• Passage provided:
-.-.-

ILLINOIS APPELLATE COURT — FIRST DISTRICT, SECOND DIVISION.


JUNE 12, 1962.

CLARA D. KRAMBEER, AS ADMINISTRATRIX OF THE ESTATE OF RAYMOND KRAMBEER, DECEASED, AND CLARA D. KRAMBEER, PLAINTIFFS,

v.

GORDON CANNING, FLORENCE CANNING WEHR AND GRAEME A. CANNING, INDIVIDUALLY AND AS TRUSTEE, DEFENDANTS. GORDON CANNING, DEFENDANT, THIRD PARTY PLAINTIFF-APPELLANT,

v.

WILLIAM E. SCHWEITZER & COMPANY AND WILLIAM E. SCHWEITZER, INDIVIDUALLY, THIRD PARTY DEFENDANTS-APPELLEES.

Appeal from the Circuit Court of Cook County; the Hon. THOMAS E. KLUCZYNSKI, Judge, presiding. Reversed and remanded with directions.

MR. JUSTICE BRYANT DELIVERED THE OPINION OF THE COURT: This appeal is ultimately concerned with the dismissal of an Amended Third Party Complaint seeking indemnification. The principal action below, which was eventually settled and is not now before us, sought to recover damages for the wrongful death of Raymond Krambeer, as the result of certain violations of the Structural Work Act, Ill Rev Stats 1961, ch 48, §§ 60-69, and for alleged negligent conduct of the principal defendants, Gordon Canning, Florence Canning Wehr, and Graeme A. Canning.

This case was before us once before, and we dismissed that appeal without prejudice for want of a final order. (Docket #48427, opinion handed down October 24, 1961.) That opinion contains a statement of the case, but because of the procedural difficulties in perfecting the instant appeal we will review the chronology of events.

-.-.-

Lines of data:

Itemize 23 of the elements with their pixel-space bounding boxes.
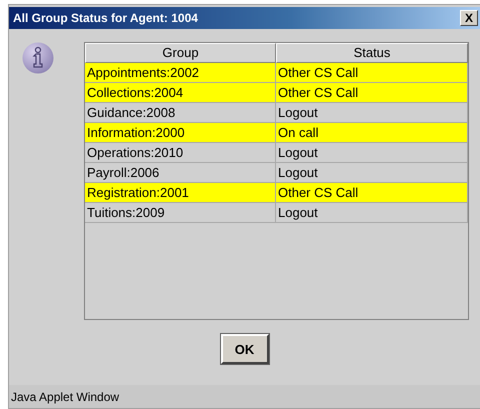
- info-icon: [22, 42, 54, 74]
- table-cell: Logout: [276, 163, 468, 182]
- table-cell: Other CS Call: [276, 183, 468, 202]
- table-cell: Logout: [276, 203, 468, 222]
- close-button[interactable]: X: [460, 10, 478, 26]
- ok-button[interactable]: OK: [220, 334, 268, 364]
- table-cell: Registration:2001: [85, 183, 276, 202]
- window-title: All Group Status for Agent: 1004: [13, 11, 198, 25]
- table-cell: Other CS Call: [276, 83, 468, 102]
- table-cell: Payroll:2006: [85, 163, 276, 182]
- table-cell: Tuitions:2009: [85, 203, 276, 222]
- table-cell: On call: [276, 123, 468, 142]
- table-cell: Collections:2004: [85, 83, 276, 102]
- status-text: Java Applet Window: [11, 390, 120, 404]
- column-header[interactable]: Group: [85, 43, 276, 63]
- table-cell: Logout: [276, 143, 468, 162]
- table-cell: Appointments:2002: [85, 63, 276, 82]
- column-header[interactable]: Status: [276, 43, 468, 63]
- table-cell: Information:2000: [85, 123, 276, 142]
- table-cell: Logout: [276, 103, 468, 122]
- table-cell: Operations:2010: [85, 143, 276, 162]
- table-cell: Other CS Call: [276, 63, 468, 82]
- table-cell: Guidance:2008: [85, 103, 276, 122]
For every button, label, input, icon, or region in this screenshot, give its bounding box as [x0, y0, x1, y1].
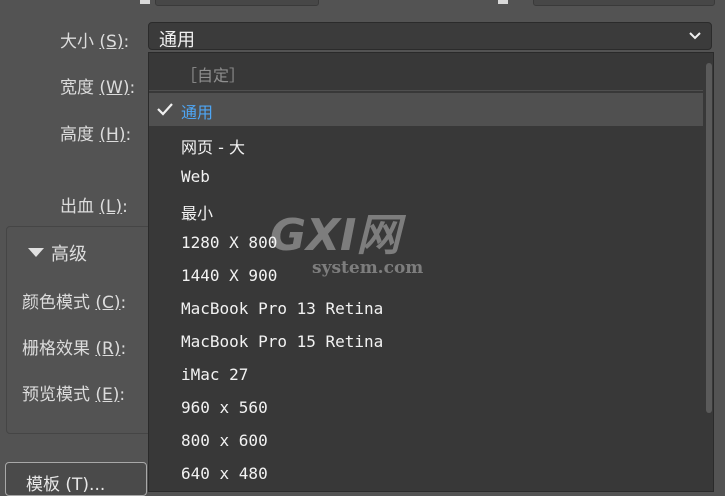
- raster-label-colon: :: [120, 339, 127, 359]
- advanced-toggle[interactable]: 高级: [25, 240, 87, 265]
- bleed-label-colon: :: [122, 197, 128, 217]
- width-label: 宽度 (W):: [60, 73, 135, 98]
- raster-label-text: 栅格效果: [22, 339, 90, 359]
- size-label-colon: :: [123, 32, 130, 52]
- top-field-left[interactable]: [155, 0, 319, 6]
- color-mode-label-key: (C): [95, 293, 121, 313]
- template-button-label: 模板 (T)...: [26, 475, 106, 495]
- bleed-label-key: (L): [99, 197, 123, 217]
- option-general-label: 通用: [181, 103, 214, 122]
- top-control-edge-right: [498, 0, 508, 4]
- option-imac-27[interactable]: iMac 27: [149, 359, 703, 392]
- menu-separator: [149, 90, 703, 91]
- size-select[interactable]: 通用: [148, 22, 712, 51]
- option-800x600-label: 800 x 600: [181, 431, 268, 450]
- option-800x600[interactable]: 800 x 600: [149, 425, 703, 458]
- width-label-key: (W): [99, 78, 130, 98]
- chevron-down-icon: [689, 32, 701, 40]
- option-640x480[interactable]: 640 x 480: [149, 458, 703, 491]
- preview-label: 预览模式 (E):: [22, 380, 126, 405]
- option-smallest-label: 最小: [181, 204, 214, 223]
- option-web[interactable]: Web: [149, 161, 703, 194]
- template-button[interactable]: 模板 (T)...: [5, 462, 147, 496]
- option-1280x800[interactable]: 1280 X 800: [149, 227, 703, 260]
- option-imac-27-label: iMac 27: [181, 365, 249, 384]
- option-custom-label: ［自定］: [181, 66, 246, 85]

-.-.-

• Goal A: Rewrite the lines of the listing from the one holding "- info-icon: [22, 42, 54, 74]" through the one holding "- table-cell: Other CS Call: [276, 83, 468, 102]", inclusive, replacing "Logout" with "Signed out" and leaving all else unchanged.
• Goal B: Extend the court opinion on the Krambeer wrongful death appeal, picking up after its last sentence.

• Task result A:
- info-icon: [22, 42, 54, 74]
- table-cell: Signed out: [276, 163, 468, 182]
- table-cell: Other CS Call: [276, 183, 468, 202]
- table-cell: Signed out: [276, 203, 468, 222]
- close-button[interactable]: X: [460, 10, 478, 26]
- ok-button[interactable]: OK: [220, 334, 268, 364]
- table-cell: Registration:2001: [85, 183, 276, 202]
- window-title: All Group Status for Agent: 1004: [13, 11, 198, 25]
- table-cell: Other CS Call: [276, 83, 468, 102]

• Task result B:
The principal defendant, Gordon Canning, filed a third party complaint against decedent's employer, William E. Schweitzer & Company, and William E. Schweitzer, individually, and on motion of the third party defendants the third party complaint was dismissed by an order entered on May 5, 1959. The amended third party complaint was subsequently dismissed on October 22, 1959.

On December 9, 1959 an intervening petition was filed on behalf of decedent's employer, William E. Schweitzer & Company to protect and enforce its claim for a lien upon any proceeds obtained by the principal plaintiff because of payments made under the Workmen's Compensation Act. Subsequently, the defendants, Gordon Canning and Florence Canning Wehr, sought leave to file a counterclaim against the intervening petitioner, decedent's employer, reasserting the allegations contained in the amended third party complaint heretofore dismissed. On May 4, 1960 the court entered an order denying leave to file the counterclaim. A rehearing of this motion was sought and on June 1, 1960 another order was entered denying the motion for a rehearing of the motion to file the counterclaim against the intervening petitioner. A subsequent attempt was made to file the counterclaim, again containing the same allegations of the third party complaint and amended complaint heretofore dismissed, and this attempt was denied by an order entered October 21, 1960.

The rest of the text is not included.